§ Work instructions
Exactly reproduce all the records, keeping pictures out of the copy.

-------- Supplied data

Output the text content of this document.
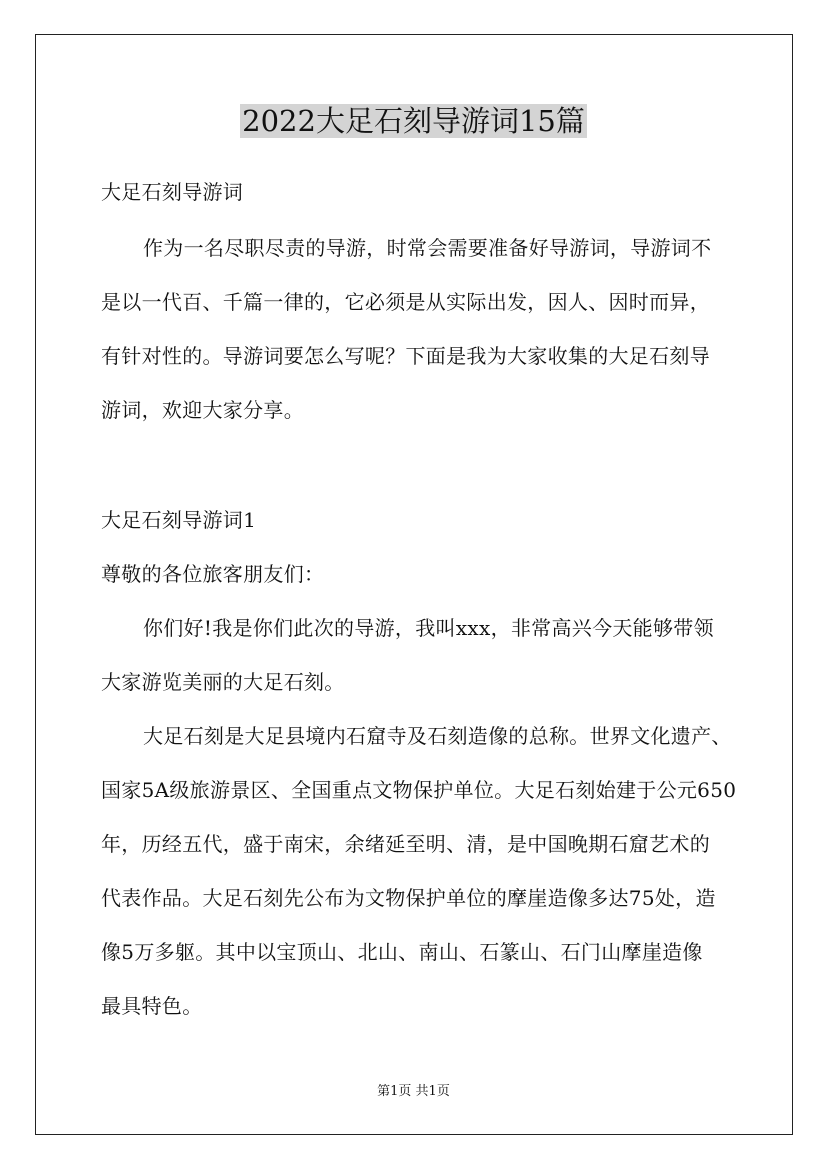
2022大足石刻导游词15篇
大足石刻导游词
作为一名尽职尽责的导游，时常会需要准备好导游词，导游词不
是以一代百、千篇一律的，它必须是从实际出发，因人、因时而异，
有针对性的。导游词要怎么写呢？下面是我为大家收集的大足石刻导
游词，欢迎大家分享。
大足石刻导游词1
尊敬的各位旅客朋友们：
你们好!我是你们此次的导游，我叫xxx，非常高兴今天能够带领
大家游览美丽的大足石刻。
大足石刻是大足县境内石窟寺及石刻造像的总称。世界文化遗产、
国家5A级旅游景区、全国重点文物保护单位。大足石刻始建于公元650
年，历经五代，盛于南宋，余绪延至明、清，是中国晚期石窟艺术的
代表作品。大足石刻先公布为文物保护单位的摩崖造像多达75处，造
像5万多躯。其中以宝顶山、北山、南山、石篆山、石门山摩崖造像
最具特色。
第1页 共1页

----------------

§ Output of the exercise
Output the text content of this document.
2022大足石刻导游词15篇
大足石刻导游词
作为一名尽职尽责的导游，时常会需要准备好导游词，导游词不
是以一代百、千篇一律的，它必须是从实际出发，因人、因时而异，
有针对性的。导游词要怎么写呢？下面是我为大家收集的大足石刻导
游词，欢迎大家分享。
大足石刻导游词1
尊敬的各位旅客朋友们：
你们好!我是你们此次的导游，我叫xxx，非常高兴今天能够带领
大家游览美丽的大足石刻。
大足石刻是大足县境内石窟寺及石刻造像的总称。世界文化遗产、
国家5A级旅游景区、全国重点文物保护单位。大足石刻始建于公元650
年，历经五代，盛于南宋，余绪延至明、清，是中国晚期石窟艺术的
代表作品。大足石刻先公布为文物保护单位的摩崖造像多达75处，造
像5万多躯。其中以宝顶山、北山、南山、石篆山、石门山摩崖造像
最具特色。
第1页 共1页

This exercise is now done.